- TASK DIRECTIONS: What follows is a block of records; restate each one word for word.

- DATA RECORDS:
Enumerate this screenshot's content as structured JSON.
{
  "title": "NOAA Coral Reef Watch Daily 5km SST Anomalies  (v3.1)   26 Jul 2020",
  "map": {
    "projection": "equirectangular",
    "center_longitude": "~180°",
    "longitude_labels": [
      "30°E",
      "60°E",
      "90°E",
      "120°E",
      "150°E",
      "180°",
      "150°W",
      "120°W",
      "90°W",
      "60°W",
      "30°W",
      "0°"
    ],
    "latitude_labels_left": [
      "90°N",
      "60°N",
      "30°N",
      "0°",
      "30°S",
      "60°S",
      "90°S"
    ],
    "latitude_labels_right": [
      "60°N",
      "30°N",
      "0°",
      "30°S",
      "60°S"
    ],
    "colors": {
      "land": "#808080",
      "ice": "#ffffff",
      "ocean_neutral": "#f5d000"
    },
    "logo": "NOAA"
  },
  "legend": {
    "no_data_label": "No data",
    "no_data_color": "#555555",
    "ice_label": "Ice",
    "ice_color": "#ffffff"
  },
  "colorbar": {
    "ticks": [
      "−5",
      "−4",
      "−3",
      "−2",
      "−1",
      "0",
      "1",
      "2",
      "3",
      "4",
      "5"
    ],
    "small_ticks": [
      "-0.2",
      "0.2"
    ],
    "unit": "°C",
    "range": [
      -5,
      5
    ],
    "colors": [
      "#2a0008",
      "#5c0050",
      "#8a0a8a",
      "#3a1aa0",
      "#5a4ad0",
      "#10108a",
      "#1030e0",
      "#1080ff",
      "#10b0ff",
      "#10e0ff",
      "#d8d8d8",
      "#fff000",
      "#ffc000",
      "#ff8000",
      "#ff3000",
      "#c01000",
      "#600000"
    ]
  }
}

- CORRECT RESULT:
Enumerate this screenshot's content as structured JSON.
{
  "title": "NOAA Coral Reef Watch Daily 5km SST Anomalies  (v3.1)   26 Jul 2020",
  "map": {
    "projection": "equirectangular",
    "center_longitude": "~180°",
    "longitude_labels": [
      "30°E",
      "60°E",
      "90°E",
      "120°E",
      "150°E",
      "180°",
      "150°W",
      "120°W",
      "90°W",
      "60°W",
      "30°W",
      "0°"
    ],
    "latitude_labels_left": [
      "90°N",
      "60°N",
      "30°N",
      "0°",
      "30°S",
      "60°S",
      "90°S"
    ],
    "latitude_labels_right": [
      "60°N",
      "30°N",
      "0°",
      "30°S",
      "60°S"
    ],
    "colors": {
      "land": "#808080",
      "ice": "#ffffff",
      "ocean_neutral": "#f5d000"
    },
    "logo": "NOAA"
  },
  "legend": {
    "no_data_label": "No data",
    "no_data_color": "#555555",
    "ice_label": "Ice",
    "ice_color": "#ffffff"
  },
  "colorbar": {
    "ticks": [
      "−5",
      "−4",
      "−3",
      "−2",
      "−1",
      "0",
      "1",
      "2",
      "3",
      "4",
      "5"
    ],
    "small_ticks": [
      "-0.2",
      "0.2"
    ],
    "unit": "°C",
    "range": [
      -5,
      5
    ],
    "colors": [
      "#2a0008",
      "#5c0050",
      "#8a0a8a",
      "#3a1aa0",
      "#5a4ad0",
      "#10108a",
      "#1030e0",
      "#1080ff",
      "#10b0ff",
      "#10e0ff",
      "#d8d8d8",
      "#fff000",
      "#ffc000",
      "#ff8000",
      "#ff3000",
      "#c01000",
      "#600000"
    ]
  }
}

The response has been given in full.